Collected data
|---|

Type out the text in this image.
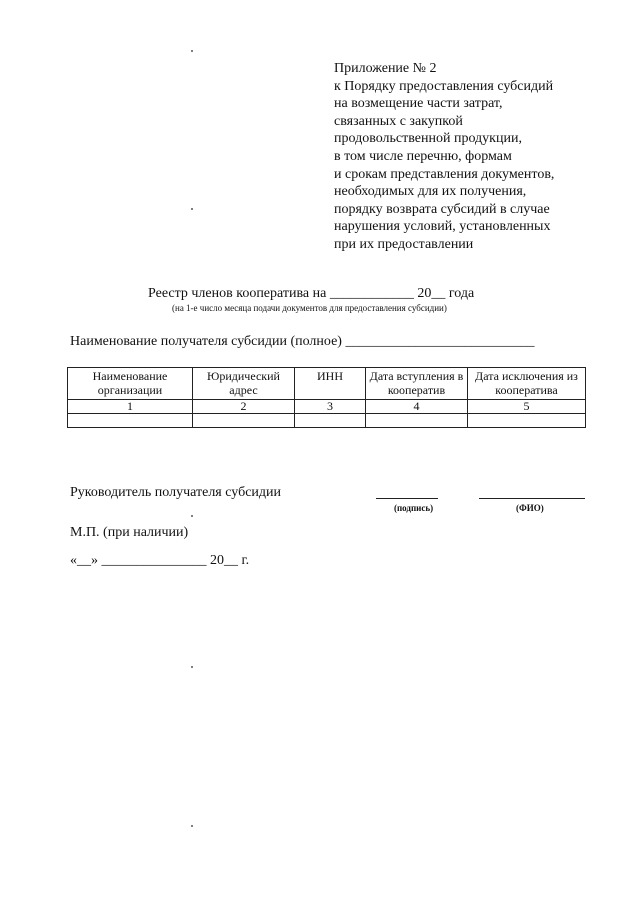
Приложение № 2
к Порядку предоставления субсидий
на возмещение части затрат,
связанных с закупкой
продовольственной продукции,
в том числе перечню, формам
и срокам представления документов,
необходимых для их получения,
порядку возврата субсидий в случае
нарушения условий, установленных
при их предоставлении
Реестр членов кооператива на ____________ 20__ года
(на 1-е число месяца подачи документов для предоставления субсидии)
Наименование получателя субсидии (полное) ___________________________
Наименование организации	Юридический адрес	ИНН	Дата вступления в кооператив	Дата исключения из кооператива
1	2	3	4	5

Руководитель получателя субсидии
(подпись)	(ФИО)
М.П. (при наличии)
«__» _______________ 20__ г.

|---|

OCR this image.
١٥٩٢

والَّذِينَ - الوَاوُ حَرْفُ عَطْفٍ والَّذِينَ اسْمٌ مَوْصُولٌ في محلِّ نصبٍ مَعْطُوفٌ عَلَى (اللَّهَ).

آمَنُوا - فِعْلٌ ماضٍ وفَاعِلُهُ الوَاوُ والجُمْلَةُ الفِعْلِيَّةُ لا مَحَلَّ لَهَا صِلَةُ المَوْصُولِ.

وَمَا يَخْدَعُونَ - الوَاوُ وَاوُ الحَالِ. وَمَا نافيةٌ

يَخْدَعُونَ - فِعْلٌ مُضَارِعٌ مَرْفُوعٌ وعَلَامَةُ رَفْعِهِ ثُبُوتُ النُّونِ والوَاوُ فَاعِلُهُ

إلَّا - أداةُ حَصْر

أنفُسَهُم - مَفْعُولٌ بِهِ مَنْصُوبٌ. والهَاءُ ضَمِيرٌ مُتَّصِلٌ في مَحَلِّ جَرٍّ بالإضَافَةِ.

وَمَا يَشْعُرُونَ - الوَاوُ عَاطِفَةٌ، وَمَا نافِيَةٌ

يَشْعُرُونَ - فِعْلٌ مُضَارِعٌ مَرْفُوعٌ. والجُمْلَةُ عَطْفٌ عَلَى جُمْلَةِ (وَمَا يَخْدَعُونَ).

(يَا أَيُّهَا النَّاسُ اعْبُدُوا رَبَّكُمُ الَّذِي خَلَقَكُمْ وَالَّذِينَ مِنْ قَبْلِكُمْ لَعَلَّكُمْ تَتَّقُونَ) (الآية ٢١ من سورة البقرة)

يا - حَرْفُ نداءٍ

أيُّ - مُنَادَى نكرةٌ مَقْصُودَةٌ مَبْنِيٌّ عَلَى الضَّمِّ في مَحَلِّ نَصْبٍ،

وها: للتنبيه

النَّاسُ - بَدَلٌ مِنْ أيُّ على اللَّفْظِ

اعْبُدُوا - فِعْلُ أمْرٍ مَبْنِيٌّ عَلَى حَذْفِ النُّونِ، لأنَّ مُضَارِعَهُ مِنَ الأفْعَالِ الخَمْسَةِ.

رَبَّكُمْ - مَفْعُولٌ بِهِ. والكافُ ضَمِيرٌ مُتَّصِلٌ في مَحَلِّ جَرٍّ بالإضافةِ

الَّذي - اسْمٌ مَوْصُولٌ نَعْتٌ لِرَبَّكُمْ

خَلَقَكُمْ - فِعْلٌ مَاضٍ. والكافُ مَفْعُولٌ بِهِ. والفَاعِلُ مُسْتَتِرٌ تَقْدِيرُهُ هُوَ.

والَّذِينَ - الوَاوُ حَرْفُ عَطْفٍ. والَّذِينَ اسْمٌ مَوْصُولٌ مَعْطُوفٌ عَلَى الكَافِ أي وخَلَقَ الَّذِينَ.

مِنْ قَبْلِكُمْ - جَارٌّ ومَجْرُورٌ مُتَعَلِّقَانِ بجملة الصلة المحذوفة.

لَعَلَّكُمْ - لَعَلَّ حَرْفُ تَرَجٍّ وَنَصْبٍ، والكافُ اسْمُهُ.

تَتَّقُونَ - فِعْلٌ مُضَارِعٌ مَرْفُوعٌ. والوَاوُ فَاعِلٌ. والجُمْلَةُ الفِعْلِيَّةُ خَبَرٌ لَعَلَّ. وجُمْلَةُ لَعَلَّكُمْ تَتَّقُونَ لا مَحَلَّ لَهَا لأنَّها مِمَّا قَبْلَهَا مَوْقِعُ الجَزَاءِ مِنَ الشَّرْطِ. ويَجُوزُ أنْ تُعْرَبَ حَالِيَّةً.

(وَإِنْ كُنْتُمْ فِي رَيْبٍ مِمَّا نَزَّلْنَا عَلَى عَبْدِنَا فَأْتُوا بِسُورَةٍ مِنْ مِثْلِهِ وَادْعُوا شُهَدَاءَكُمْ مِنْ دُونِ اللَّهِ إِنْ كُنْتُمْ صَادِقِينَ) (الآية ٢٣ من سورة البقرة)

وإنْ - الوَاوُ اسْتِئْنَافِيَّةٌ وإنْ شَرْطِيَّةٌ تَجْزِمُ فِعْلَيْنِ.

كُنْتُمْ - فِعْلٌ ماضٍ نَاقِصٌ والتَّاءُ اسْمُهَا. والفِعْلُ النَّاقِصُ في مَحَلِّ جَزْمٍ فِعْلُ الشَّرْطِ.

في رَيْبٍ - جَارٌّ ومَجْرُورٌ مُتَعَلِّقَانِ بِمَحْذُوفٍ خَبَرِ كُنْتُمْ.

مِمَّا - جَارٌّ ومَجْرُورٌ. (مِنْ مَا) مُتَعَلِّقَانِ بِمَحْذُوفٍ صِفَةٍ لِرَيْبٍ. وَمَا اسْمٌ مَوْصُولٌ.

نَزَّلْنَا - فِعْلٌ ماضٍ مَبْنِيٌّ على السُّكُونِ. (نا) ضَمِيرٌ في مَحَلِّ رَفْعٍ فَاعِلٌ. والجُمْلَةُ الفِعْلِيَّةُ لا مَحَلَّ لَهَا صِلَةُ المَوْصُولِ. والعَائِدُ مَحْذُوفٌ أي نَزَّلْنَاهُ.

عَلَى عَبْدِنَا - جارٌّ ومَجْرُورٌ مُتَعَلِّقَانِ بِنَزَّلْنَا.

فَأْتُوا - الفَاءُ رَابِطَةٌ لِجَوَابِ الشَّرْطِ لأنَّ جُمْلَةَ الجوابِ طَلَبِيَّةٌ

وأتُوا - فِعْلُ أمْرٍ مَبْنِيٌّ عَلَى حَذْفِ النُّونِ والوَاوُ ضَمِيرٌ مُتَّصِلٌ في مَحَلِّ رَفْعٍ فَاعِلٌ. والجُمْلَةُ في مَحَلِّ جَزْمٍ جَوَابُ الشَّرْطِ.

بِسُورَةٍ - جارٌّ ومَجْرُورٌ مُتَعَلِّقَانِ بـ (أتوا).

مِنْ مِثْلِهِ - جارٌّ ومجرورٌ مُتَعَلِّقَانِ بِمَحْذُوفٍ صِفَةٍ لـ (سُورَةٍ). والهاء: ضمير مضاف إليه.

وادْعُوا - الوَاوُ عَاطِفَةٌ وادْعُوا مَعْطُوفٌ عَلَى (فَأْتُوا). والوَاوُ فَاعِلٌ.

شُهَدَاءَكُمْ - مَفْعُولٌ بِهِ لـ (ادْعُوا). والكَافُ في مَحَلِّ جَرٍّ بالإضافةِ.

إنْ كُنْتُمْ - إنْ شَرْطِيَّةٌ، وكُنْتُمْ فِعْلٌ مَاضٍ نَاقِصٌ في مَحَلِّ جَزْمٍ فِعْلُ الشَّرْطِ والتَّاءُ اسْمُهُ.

|---|

● EXERCISE DETAILS
Go through the data and count each line that has the word "субсидий", then give the total alone.

● CORRECT ANSWER
2